> _The records_:
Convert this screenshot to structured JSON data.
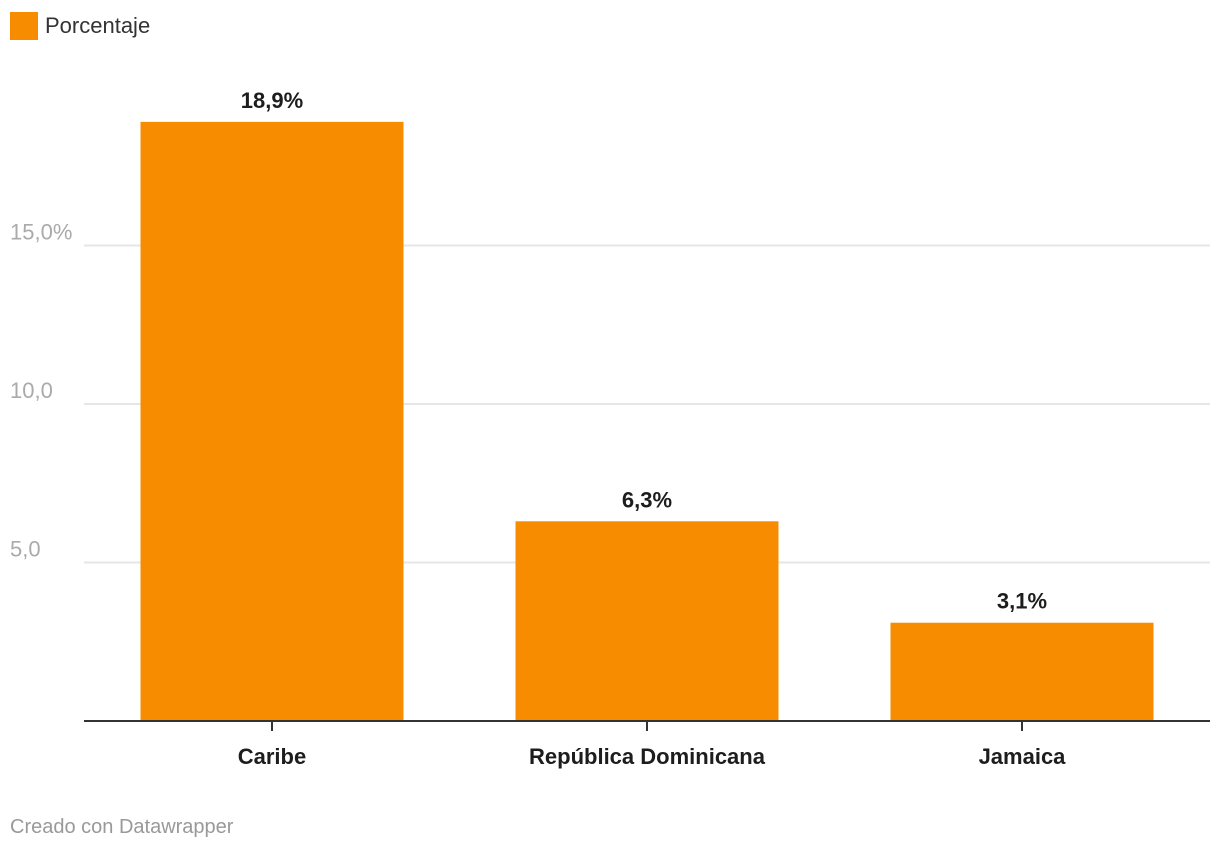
{
  "colors": {
    "bar": "#f78c00",
    "grid": "#e6e6e6",
    "axis": "#333333",
    "tick_label": "#aaaaaa",
    "value_label": "#1d1d1d",
    "category_label": "#1d1d1d"
  },
  "chart_data": {
    "type": "bar",
    "categories": [
      "Caribe",
      "República Dominicana",
      "Jamaica"
    ],
    "series": [
      {
        "name": "Porcentaje",
        "values": [
          18.9,
          6.3,
          3.1
        ],
        "value_labels": [
          "18,9%",
          "6,3%",
          "3,1%"
        ]
      }
    ],
    "y_ticks": [
      5,
      10,
      15
    ],
    "y_tick_labels": [
      "5,0",
      "10,0",
      "15,0%"
    ],
    "ylim": [
      0,
      20
    ],
    "grid": true,
    "legend_position": "top-left"
  },
  "footer": {
    "credit": "Creado con Datawrapper"
  }
}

> _Given instruction_:
Transcribe each entry precisely as given, leaving the pictures out.

> _Exercise result_:
Convert this screenshot to structured JSON data.
{
  "colors": {
    "bar": "#f78c00",
    "grid": "#e6e6e6",
    "axis": "#333333",
    "tick_label": "#aaaaaa",
    "value_label": "#1d1d1d",
    "category_label": "#1d1d1d"
  },
  "chart_data": {
    "type": "bar",
    "categories": [
      "Caribe",
      "República Dominicana",
      "Jamaica"
    ],
    "series": [
      {
        "name": "Porcentaje",
        "values": [
          18.9,
          6.3,
          3.1
        ],
        "value_labels": [
          "18,9%",
          "6,3%",
          "3,1%"
        ]
      }
    ],
    "y_ticks": [
      5,
      10,
      15
    ],
    "y_tick_labels": [
      "5,0",
      "10,0",
      "15,0%"
    ],
    "ylim": [
      0,
      20
    ],
    "grid": true,
    "legend_position": "top-left"
  },
  "footer": {
    "credit": "Creado con Datawrapper"
  }
}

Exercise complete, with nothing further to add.